(Data entries)
::::::::::
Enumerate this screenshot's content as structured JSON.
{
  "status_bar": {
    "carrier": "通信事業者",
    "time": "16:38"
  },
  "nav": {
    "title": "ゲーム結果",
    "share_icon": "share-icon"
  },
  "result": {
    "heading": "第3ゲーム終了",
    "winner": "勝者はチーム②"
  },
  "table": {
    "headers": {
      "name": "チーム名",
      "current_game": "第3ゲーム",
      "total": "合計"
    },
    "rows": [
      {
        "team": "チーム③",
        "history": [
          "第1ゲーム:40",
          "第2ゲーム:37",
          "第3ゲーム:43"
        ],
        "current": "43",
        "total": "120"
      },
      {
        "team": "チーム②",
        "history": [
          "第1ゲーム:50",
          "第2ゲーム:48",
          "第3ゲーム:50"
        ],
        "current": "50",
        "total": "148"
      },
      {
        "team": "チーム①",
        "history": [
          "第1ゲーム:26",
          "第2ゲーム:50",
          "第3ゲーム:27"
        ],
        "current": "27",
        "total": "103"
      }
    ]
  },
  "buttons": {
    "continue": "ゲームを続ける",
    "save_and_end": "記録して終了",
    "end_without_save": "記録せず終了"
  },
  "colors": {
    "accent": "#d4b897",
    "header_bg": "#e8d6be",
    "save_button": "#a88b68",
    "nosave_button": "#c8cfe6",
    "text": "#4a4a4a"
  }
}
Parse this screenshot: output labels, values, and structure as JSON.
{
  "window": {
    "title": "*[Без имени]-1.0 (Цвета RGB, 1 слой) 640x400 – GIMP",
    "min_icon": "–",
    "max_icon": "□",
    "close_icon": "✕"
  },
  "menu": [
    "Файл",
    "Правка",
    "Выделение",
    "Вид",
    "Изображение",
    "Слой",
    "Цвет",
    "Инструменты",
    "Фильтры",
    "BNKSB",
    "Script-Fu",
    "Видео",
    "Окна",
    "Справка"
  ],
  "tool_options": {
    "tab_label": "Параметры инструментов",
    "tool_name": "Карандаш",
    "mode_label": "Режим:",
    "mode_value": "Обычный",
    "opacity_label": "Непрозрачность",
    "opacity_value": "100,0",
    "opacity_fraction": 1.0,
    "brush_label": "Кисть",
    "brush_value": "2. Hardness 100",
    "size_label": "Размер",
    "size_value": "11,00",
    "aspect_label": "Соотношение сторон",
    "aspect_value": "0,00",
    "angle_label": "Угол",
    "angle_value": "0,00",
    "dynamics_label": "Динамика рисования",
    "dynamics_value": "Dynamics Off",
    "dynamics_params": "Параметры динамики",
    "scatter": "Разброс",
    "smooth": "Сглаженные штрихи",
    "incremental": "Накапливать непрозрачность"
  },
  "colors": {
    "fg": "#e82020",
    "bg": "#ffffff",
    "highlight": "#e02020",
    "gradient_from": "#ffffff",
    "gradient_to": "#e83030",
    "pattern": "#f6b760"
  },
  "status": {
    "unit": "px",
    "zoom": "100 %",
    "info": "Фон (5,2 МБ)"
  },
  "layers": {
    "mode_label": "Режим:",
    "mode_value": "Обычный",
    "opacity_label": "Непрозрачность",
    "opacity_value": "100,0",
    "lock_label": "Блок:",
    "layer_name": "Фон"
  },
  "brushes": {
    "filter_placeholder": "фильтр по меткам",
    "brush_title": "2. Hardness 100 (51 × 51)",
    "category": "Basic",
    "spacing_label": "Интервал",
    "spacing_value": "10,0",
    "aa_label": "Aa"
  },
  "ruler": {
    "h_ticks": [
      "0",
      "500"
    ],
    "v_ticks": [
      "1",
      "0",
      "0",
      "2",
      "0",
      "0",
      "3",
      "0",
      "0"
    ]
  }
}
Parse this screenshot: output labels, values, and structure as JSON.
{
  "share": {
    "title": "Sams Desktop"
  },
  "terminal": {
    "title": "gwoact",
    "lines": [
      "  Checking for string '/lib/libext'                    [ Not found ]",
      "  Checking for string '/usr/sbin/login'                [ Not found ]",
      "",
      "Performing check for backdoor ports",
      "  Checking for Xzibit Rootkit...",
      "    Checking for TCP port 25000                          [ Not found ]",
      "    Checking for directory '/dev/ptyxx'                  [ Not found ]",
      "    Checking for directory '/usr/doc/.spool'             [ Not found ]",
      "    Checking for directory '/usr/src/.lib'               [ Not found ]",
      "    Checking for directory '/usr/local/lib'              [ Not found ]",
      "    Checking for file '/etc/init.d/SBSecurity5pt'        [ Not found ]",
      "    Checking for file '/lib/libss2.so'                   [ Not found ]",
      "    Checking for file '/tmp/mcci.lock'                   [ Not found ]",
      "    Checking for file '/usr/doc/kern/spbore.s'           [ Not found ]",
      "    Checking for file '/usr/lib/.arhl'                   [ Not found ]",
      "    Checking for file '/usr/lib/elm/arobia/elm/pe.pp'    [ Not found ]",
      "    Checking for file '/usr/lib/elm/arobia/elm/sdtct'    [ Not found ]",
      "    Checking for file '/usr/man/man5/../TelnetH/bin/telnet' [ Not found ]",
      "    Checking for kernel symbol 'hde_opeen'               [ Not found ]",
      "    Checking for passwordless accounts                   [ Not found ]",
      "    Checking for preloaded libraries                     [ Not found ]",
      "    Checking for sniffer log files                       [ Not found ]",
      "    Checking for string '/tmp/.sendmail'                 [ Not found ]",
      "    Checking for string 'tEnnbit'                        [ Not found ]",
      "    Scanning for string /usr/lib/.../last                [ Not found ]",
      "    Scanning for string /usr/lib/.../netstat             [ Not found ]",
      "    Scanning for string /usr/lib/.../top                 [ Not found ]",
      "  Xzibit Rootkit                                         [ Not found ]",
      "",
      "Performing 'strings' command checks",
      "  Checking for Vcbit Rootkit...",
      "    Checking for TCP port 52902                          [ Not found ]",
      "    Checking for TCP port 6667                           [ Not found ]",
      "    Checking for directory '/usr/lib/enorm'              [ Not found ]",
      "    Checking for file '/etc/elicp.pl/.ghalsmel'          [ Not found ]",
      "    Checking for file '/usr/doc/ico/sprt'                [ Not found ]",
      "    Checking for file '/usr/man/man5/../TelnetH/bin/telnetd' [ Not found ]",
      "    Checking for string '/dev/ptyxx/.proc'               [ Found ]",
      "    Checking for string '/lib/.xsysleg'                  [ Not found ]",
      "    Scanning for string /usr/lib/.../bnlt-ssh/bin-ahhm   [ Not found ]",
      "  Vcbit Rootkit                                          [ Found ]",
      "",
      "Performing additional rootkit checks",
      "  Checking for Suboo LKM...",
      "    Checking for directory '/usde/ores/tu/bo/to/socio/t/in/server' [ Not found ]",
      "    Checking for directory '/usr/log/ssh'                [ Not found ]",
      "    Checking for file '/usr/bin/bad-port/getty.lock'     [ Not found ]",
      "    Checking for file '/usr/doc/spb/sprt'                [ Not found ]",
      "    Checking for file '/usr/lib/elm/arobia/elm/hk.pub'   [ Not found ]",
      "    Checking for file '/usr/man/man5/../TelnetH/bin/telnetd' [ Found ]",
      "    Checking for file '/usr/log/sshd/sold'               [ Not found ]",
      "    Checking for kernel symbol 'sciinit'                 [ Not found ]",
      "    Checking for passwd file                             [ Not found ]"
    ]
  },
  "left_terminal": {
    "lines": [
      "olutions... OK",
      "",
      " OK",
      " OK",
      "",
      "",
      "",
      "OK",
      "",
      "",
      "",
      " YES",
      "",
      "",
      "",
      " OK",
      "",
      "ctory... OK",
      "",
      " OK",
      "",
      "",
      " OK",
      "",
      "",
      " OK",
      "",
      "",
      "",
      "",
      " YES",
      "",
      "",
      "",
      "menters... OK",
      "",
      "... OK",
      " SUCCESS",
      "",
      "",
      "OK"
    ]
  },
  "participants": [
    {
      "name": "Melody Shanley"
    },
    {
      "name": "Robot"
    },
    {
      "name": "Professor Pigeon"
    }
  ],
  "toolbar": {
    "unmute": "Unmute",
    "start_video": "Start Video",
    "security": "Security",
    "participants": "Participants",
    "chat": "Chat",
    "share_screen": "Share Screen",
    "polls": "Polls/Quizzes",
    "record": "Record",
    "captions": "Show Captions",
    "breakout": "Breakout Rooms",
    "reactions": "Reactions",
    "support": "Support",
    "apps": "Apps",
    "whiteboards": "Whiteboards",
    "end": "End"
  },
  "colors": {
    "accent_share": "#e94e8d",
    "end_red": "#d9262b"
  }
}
::::::::::
# [Exercise requirements]
State the number of lines in the records that contain the string "Параметры", and nothing more.

# [The answer]
2